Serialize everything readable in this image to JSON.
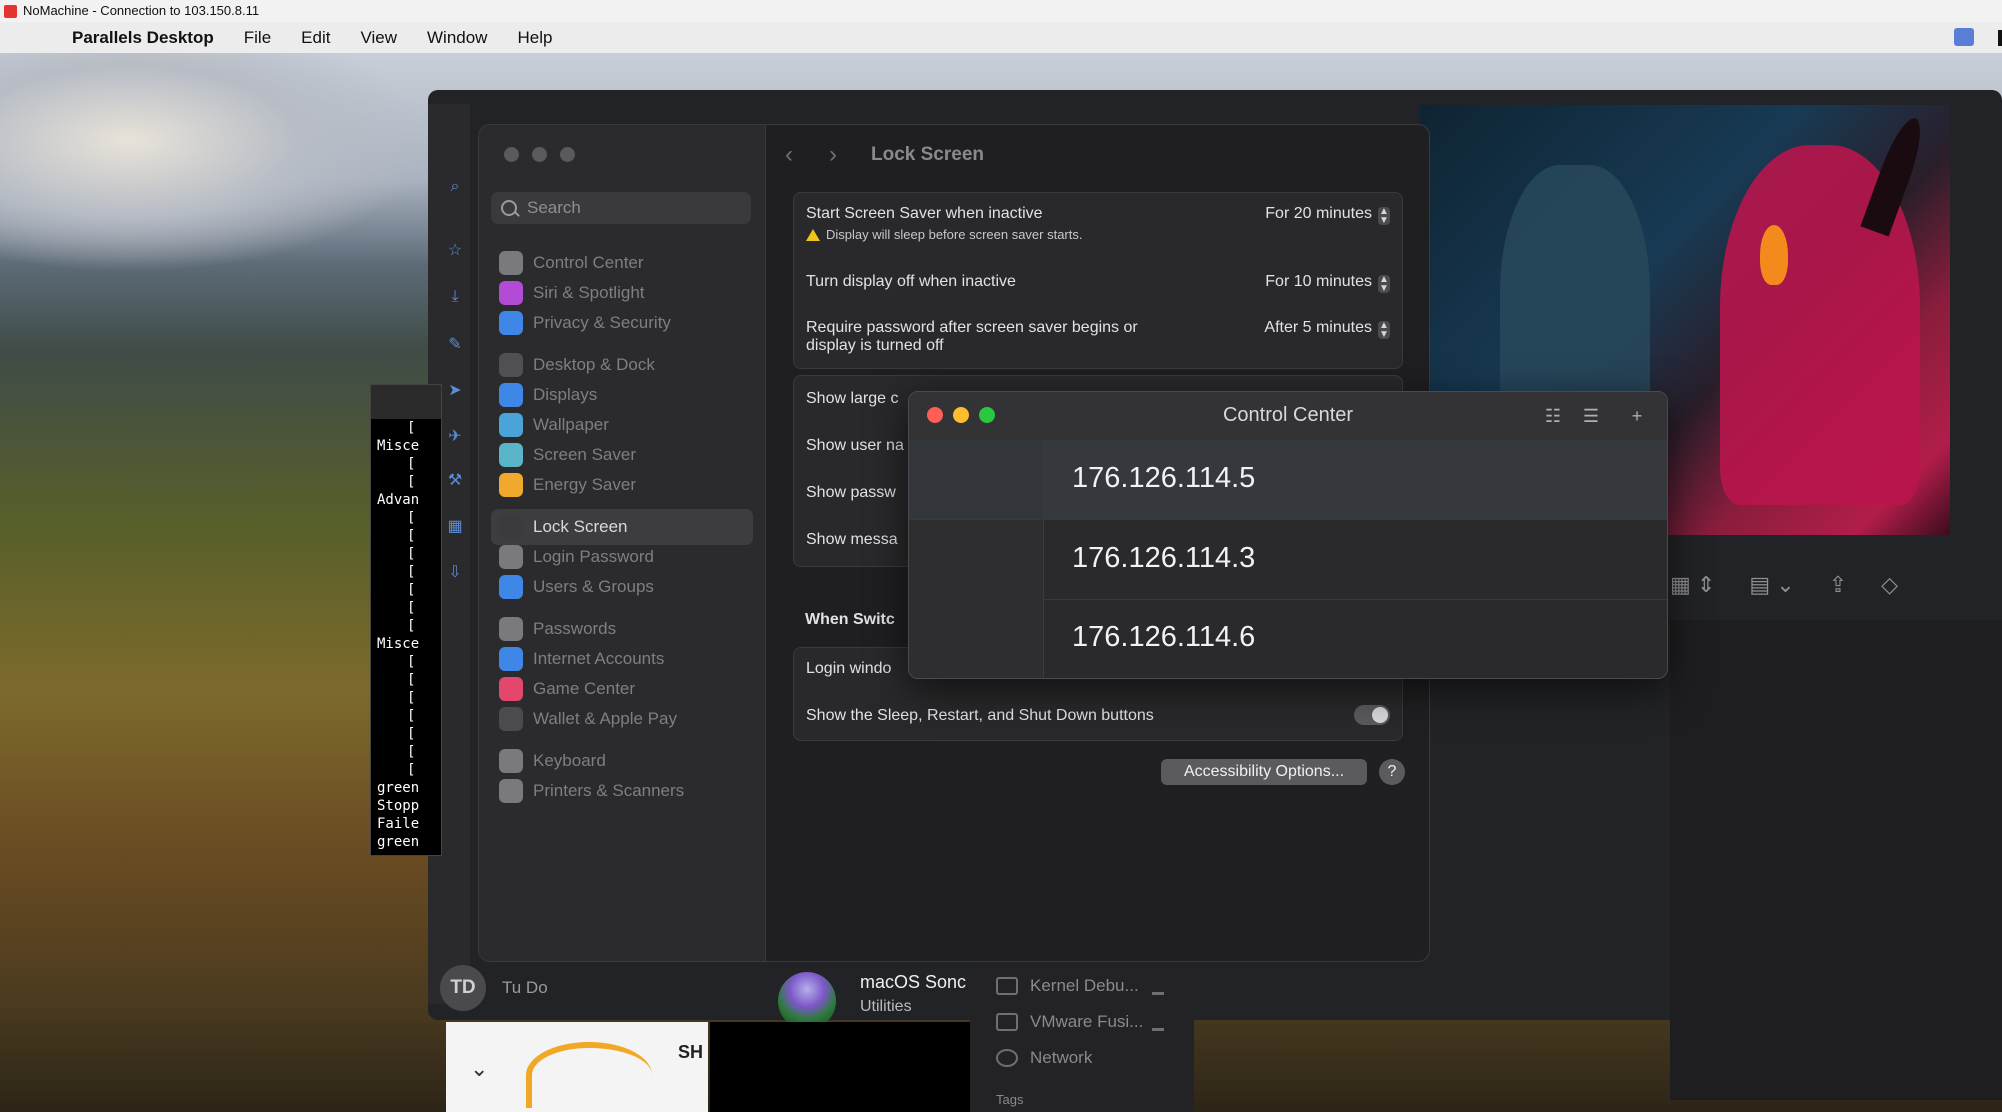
{
  "nomachine": {
    "title": "NoMachine - Connection to 103.150.8.11"
  },
  "menubar": {
    "app": "Parallels Desktop",
    "items": [
      "File",
      "Edit",
      "View",
      "Window",
      "Help"
    ]
  },
  "settings": {
    "search_placeholder": "Search",
    "title": "Lock Screen",
    "sidebar": [
      {
        "label": "Control Center",
        "icon": "control-center-icon",
        "color": "#7a7a7e"
      },
      {
        "label": "Siri & Spotlight",
        "icon": "siri-icon",
        "color": "#b24bd6"
      },
      {
        "label": "Privacy & Security",
        "icon": "hand-icon",
        "color": "#3f87e6"
      },
      {
        "label": "Desktop & Dock",
        "icon": "dock-icon",
        "color": "#505054"
      },
      {
        "label": "Displays",
        "icon": "sun-icon",
        "color": "#3f87e6"
      },
      {
        "label": "Wallpaper",
        "icon": "flower-icon",
        "color": "#4aa4d8"
      },
      {
        "label": "Screen Saver",
        "icon": "screen-saver-icon",
        "color": "#5ab5c8"
      },
      {
        "label": "Energy Saver",
        "icon": "bulb-icon",
        "color": "#f0a92c"
      },
      {
        "label": "Lock Screen",
        "icon": "lock-icon",
        "color": "#3b3b3e"
      },
      {
        "label": "Login Password",
        "icon": "lock-icon",
        "color": "#7a7a7e"
      },
      {
        "label": "Users & Groups",
        "icon": "users-icon",
        "color": "#3f87e6"
      },
      {
        "label": "Passwords",
        "icon": "key-icon",
        "color": "#7a7a7e"
      },
      {
        "label": "Internet Accounts",
        "icon": "at-icon",
        "color": "#3f87e6"
      },
      {
        "label": "Game Center",
        "icon": "game-center-icon",
        "color": "#e3476d"
      },
      {
        "label": "Wallet & Apple Pay",
        "icon": "wallet-icon",
        "color": "#4b4b4e"
      },
      {
        "label": "Keyboard",
        "icon": "keyboard-icon",
        "color": "#7a7a7e"
      },
      {
        "label": "Printers & Scanners",
        "icon": "printer-icon",
        "color": "#7a7a7e"
      }
    ],
    "rows": {
      "screensaver_label": "Start Screen Saver when inactive",
      "screensaver_value": "For 20 minutes",
      "screensaver_warning": "Display will sleep before screen saver starts.",
      "display_off_label": "Turn display off when inactive",
      "display_off_value": "For 10 minutes",
      "require_pw_label": "Require password after screen saver begins or display is turned off",
      "require_pw_value": "After 5 minutes",
      "show_large": "Show large c",
      "show_user": "Show user na",
      "show_passw": "Show passw",
      "show_messa": "Show messa",
      "when_switch": "When Switc",
      "login_window": "Login windo",
      "sleep_restart": "Show the Sleep, Restart, and Shut Down buttons"
    },
    "accessibility_button": "Accessibility Options...",
    "help_button": "?"
  },
  "control_center": {
    "title": "Control Center",
    "hosts": [
      "176.126.114.5",
      "176.126.114.3",
      "176.126.114.6"
    ]
  },
  "terminal": {
    "lines": [
      "[",
      "Misce",
      "[",
      "[",
      "Advan",
      "[",
      "[",
      "[",
      "[",
      "[",
      "[",
      "[",
      "Misce",
      "[",
      "[",
      "[",
      "[",
      "[",
      "[",
      "[",
      "green",
      "Stopp",
      "Faile",
      "green"
    ]
  },
  "user": {
    "initials": "TD",
    "name": "Tu Do"
  },
  "vm": {
    "name": "macOS Sonc",
    "sub": "Utilities"
  },
  "finder_sidebar": [
    "Kernel Debu...",
    "VMware Fusi...",
    "Network"
  ],
  "finder_extra": "Tags",
  "doc_preview": {
    "text": "SH"
  }
}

+===+

◆ **Instruction**:
Locate the string "Desktop" in the listing above and copy every line where it occurs.

◆ **Task solution**:
    "app": "Parallels Desktop",
        "label": "Desktop & Dock",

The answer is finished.